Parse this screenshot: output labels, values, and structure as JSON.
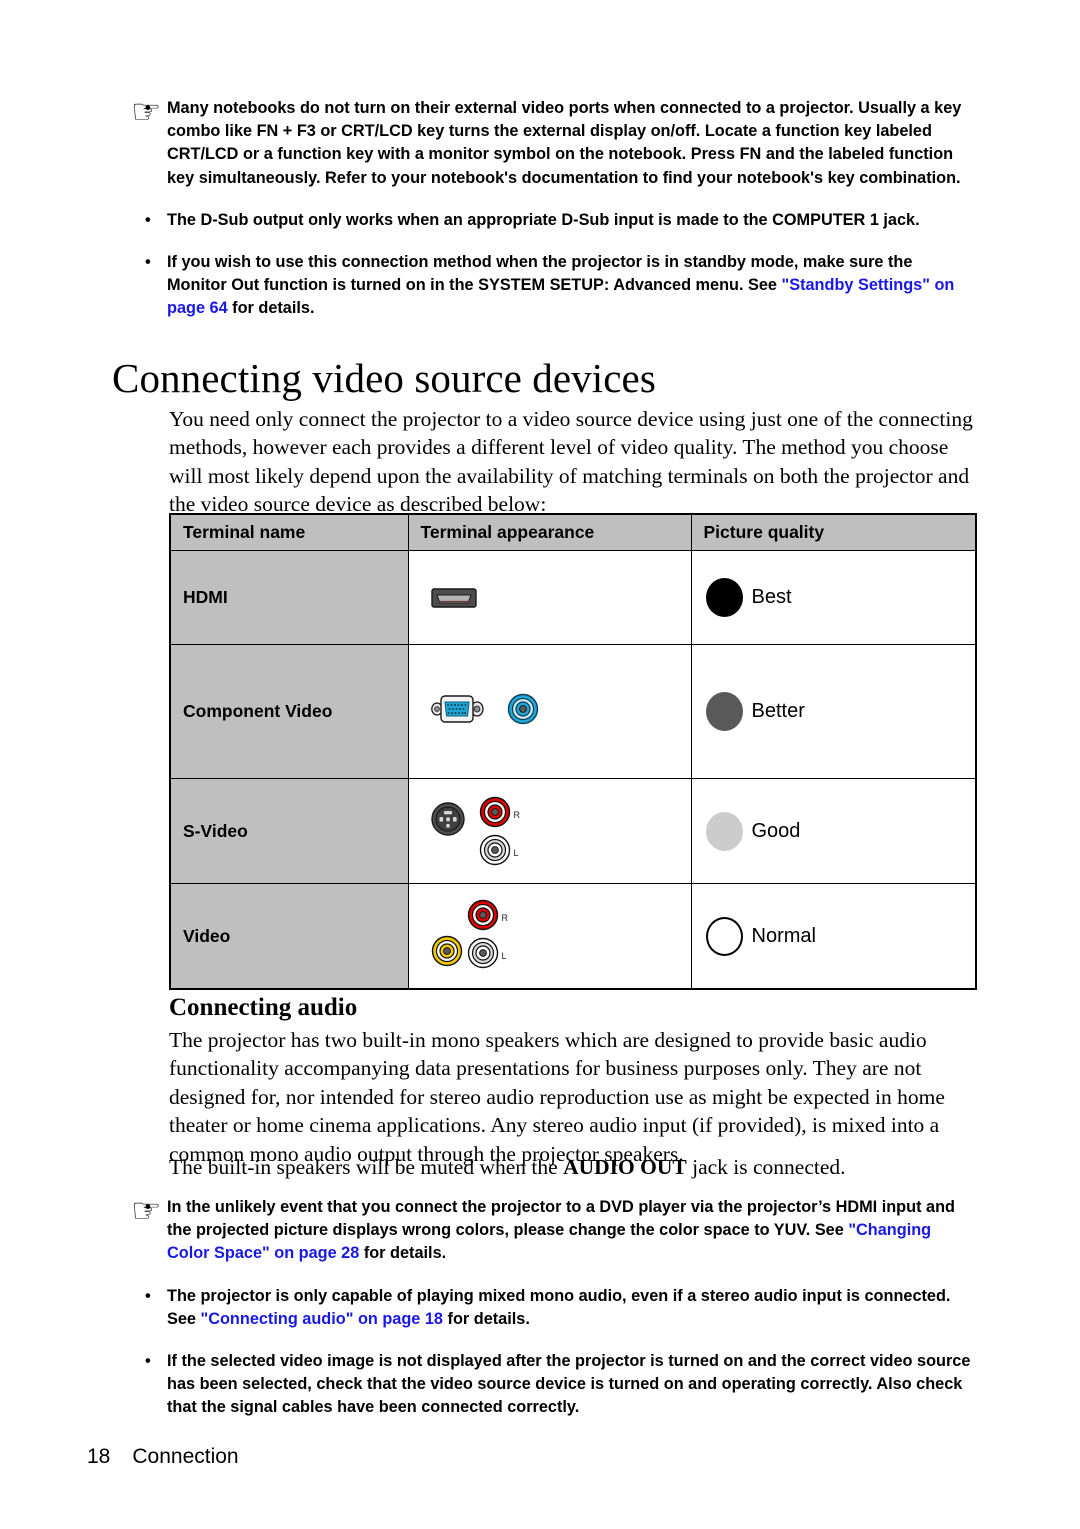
{
  "page": {
    "number": "18",
    "section": "Connection"
  },
  "icons": {
    "hand": "☞",
    "hdmi_port": "hdmi-port-icon",
    "dsub": "d-sub-connector-icon",
    "rca_blue": "rca-jack-blue-icon",
    "mini_din": "mini-din-s-video-icon",
    "rca_red": "rca-jack-red-icon",
    "rca_white": "rca-jack-white-icon",
    "rca_yellow": "rca-jack-yellow-icon"
  },
  "top_notes": {
    "items": [
      {
        "bullet": "•",
        "parts": [
          {
            "text": "Many notebooks do not turn on their external video ports when connected to a projector. Usually a key combo like FN + F3 or CRT/LCD key turns the external display on/off. Locate a function key labeled CRT/LCD or a function key with a monitor symbol on the notebook. Press FN and the labeled function key simultaneously. Refer to your notebook's documentation to find your notebook's key combination.",
            "style": "plain"
          }
        ]
      },
      {
        "bullet": "•",
        "parts": [
          {
            "text": "The D-Sub output only works when an appropriate D-Sub input is made to the COMPUTER 1 jack.",
            "style": "plain"
          }
        ]
      },
      {
        "bullet": "•",
        "parts": [
          {
            "text": "If you wish to use this connection method when the projector is in standby mode, make sure the Monitor Out function is turned on in the SYSTEM SETUP: Advanced menu. See ",
            "style": "plain"
          },
          {
            "text": "\"Standby Settings\" on page 64",
            "style": "link"
          },
          {
            "text": " for details.",
            "style": "plain"
          }
        ]
      }
    ]
  },
  "main": {
    "heading": "Connecting video source devices",
    "intro": "You need only connect the projector to a video source device using just one of the connecting methods, however each provides a different level of video quality. The method you choose will most likely depend upon the availability of matching terminals on both the projector and the video source device as described below:"
  },
  "table": {
    "headers": [
      "Terminal name",
      "Terminal appearance",
      "Picture quality"
    ],
    "rows": [
      {
        "name": "HDMI",
        "appearance_icons": [
          "hdmi_port"
        ],
        "quality_label": "Best",
        "quality_color": "#000000",
        "quality_border": "#000000"
      },
      {
        "name": "Component Video",
        "appearance_icons": [
          "dsub",
          "rca_blue"
        ],
        "quality_label": "Better",
        "quality_color": "#595959",
        "quality_border": "#595959"
      },
      {
        "name": "S-Video",
        "appearance_icons": [
          "mini_din",
          "rca_red",
          "rca_white"
        ],
        "quality_label": "Good",
        "quality_color": "#cccccc",
        "quality_border": "#cccccc"
      },
      {
        "name": "Video",
        "appearance_icons": [
          "rca_yellow",
          "rca_red",
          "rca_white"
        ],
        "quality_label": "Normal",
        "quality_color": "#ffffff",
        "quality_border": "#000000"
      }
    ],
    "rca_channel_labels": {
      "right": "R",
      "left": "L"
    }
  },
  "audio": {
    "heading": "Connecting audio",
    "paragraph": "The projector has two built-in mono speakers which are designed to provide basic audio functionality accompanying data presentations for business purposes only. They are not designed for, nor intended for stereo audio reproduction use as might be expected in home theater or home cinema applications. Any stereo audio input (if provided), is mixed into a common mono audio output through the projector speakers.",
    "muted_note_pre": "The built-in speakers will be muted when the ",
    "muted_note_bold": "AUDIO OUT",
    "muted_note_post": " jack is connected."
  },
  "bottom_notes": {
    "items": [
      {
        "bullet": "•",
        "parts": [
          {
            "text": "In the unlikely event that you connect the projector to a DVD player via the projector’s HDMI input and the projected picture displays wrong colors, please change the color space to YUV. See ",
            "style": "plain"
          },
          {
            "text": "\"Changing Color Space\" on page 28",
            "style": "link"
          },
          {
            "text": " for details.",
            "style": "plain"
          }
        ]
      },
      {
        "bullet": "•",
        "parts": [
          {
            "text": "The projector is only capable of playing mixed mono audio, even if a stereo audio input is connected. See ",
            "style": "plain"
          },
          {
            "text": "\"Connecting audio\" on page 18",
            "style": "link"
          },
          {
            "text": " for details.",
            "style": "plain"
          }
        ]
      },
      {
        "bullet": "•",
        "parts": [
          {
            "text": "If the selected video image is not displayed after the projector is turned on and the correct video source has been selected, check that the video source device is turned on and operating correctly. Also check that the signal cables have been connected correctly.",
            "style": "plain"
          }
        ]
      }
    ]
  }
}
################
GOAL: Please write out all of the material above without changing a word, and omit any pictures.

SOLUTION FOR THIS PROBLEM:
Parse this screenshot: output labels, values, and structure as JSON.
{
  "page": {
    "number": "18",
    "section": "Connection"
  },
  "icons": {
    "hand": "☞",
    "hdmi_port": "hdmi-port-icon",
    "dsub": "d-sub-connector-icon",
    "rca_blue": "rca-jack-blue-icon",
    "mini_din": "mini-din-s-video-icon",
    "rca_red": "rca-jack-red-icon",
    "rca_white": "rca-jack-white-icon",
    "rca_yellow": "rca-jack-yellow-icon"
  },
  "top_notes": {
    "items": [
      {
        "bullet": "•",
        "parts": [
          {
            "text": "Many notebooks do not turn on their external video ports when connected to a projector. Usually a key combo like FN + F3 or CRT/LCD key turns the external display on/off. Locate a function key labeled CRT/LCD or a function key with a monitor symbol on the notebook. Press FN and the labeled function key simultaneously. Refer to your notebook's documentation to find your notebook's key combination.",
            "style": "plain"
          }
        ]
      },
      {
        "bullet": "•",
        "parts": [
          {
            "text": "The D-Sub output only works when an appropriate D-Sub input is made to the COMPUTER 1 jack.",
            "style": "plain"
          }
        ]
      },
      {
        "bullet": "•",
        "parts": [
          {
            "text": "If you wish to use this connection method when the projector is in standby mode, make sure the Monitor Out function is turned on in the SYSTEM SETUP: Advanced menu. See ",
            "style": "plain"
          },
          {
            "text": "\"Standby Settings\" on page 64",
            "style": "link"
          },
          {
            "text": " for details.",
            "style": "plain"
          }
        ]
      }
    ]
  },
  "main": {
    "heading": "Connecting video source devices",
    "intro": "You need only connect the projector to a video source device using just one of the connecting methods, however each provides a different level of video quality. The method you choose will most likely depend upon the availability of matching terminals on both the projector and the video source device as described below:"
  },
  "table": {
    "headers": [
      "Terminal name",
      "Terminal appearance",
      "Picture quality"
    ],
    "rows": [
      {
        "name": "HDMI",
        "appearance_icons": [
          "hdmi_port"
        ],
        "quality_label": "Best",
        "quality_color": "#000000",
        "quality_border": "#000000"
      },
      {
        "name": "Component Video",
        "appearance_icons": [
          "dsub",
          "rca_blue"
        ],
        "quality_label": "Better",
        "quality_color": "#595959",
        "quality_border": "#595959"
      },
      {
        "name": "S-Video",
        "appearance_icons": [
          "mini_din",
          "rca_red",
          "rca_white"
        ],
        "quality_label": "Good",
        "quality_color": "#cccccc",
        "quality_border": "#cccccc"
      },
      {
        "name": "Video",
        "appearance_icons": [
          "rca_yellow",
          "rca_red",
          "rca_white"
        ],
        "quality_label": "Normal",
        "quality_color": "#ffffff",
        "quality_border": "#000000"
      }
    ],
    "rca_channel_labels": {
      "right": "R",
      "left": "L"
    }
  },
  "audio": {
    "heading": "Connecting audio",
    "paragraph": "The projector has two built-in mono speakers which are designed to provide basic audio functionality accompanying data presentations for business purposes only. They are not designed for, nor intended for stereo audio reproduction use as might be expected in home theater or home cinema applications. Any stereo audio input (if provided), is mixed into a common mono audio output through the projector speakers.",
    "muted_note_pre": "The built-in speakers will be muted when the ",
    "muted_note_bold": "AUDIO OUT",
    "muted_note_post": " jack is connected."
  },
  "bottom_notes": {
    "items": [
      {
        "bullet": "•",
        "parts": [
          {
            "text": "In the unlikely event that you connect the projector to a DVD player via the projector’s HDMI input and the projected picture displays wrong colors, please change the color space to YUV. See ",
            "style": "plain"
          },
          {
            "text": "\"Changing Color Space\" on page 28",
            "style": "link"
          },
          {
            "text": " for details.",
            "style": "plain"
          }
        ]
      },
      {
        "bullet": "•",
        "parts": [
          {
            "text": "The projector is only capable of playing mixed mono audio, even if a stereo audio input is connected. See ",
            "style": "plain"
          },
          {
            "text": "\"Connecting audio\" on page 18",
            "style": "link"
          },
          {
            "text": " for details.",
            "style": "plain"
          }
        ]
      },
      {
        "bullet": "•",
        "parts": [
          {
            "text": "If the selected video image is not displayed after the projector is turned on and the correct video source has been selected, check that the video source device is turned on and operating correctly. Also check that the signal cables have been connected correctly.",
            "style": "plain"
          }
        ]
      }
    ]
  }
}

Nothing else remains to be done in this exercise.